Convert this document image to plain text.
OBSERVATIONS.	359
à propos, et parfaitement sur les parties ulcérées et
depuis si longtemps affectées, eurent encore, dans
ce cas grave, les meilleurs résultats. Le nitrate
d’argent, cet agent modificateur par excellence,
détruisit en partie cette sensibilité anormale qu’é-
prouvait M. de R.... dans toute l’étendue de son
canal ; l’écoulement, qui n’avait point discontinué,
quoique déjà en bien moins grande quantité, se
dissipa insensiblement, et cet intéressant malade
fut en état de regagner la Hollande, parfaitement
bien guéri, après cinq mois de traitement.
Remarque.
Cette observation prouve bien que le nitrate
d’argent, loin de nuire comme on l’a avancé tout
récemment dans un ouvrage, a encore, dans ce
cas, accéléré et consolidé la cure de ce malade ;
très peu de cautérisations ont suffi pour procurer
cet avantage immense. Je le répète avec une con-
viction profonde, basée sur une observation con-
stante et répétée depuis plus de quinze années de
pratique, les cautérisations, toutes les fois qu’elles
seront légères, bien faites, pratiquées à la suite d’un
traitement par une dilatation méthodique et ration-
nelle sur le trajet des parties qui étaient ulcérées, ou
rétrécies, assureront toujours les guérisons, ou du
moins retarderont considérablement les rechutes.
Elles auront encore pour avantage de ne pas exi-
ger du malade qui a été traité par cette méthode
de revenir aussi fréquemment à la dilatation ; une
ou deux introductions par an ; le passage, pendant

What is being asked
Give the records above again, word for word.

Task response
Convert this document image to plain text.
OBSERVATIONS.	359
à propos, et parfaitement sur les parties ulcérées et
depuis si longtemps affectées, eurent encore, dans
ce cas grave, les meilleurs résultats. Le nitrate
d’argent, cet agent modificateur par excellence,
détruisit en partie cette sensibilité anormale qu’é-
prouvait M. de R.... dans toute l’étendue de son
canal ; l’écoulement, qui n’avait point discontinué,
quoique déjà en bien moins grande quantité, se
dissipa insensiblement, et cet intéressant malade
fut en état de regagner la Hollande, parfaitement
bien guéri, après cinq mois de traitement.
Remarque.
Cette observation prouve bien que le nitrate
d’argent, loin de nuire comme on l’a avancé tout
récemment dans un ouvrage, a encore, dans ce
cas, accéléré et consolidé la cure de ce malade ;
très peu de cautérisations ont suffi pour procurer
cet avantage immense. Je le répète avec une con-
viction profonde, basée sur une observation con-
stante et répétée depuis plus de quinze années de
pratique, les cautérisations, toutes les fois qu’elles
seront légères, bien faites, pratiquées à la suite d’un
traitement par une dilatation méthodique et ration-
nelle sur le trajet des parties qui étaient ulcérées, ou
rétrécies, assureront toujours les guérisons, ou du
moins retarderont considérablement les rechutes.
Elles auront encore pour avantage de ne pas exi-
ger du malade qui a été traité par cette méthode
de revenir aussi fréquemment à la dilatation ; une
ou deux introductions par an ; le passage, pendant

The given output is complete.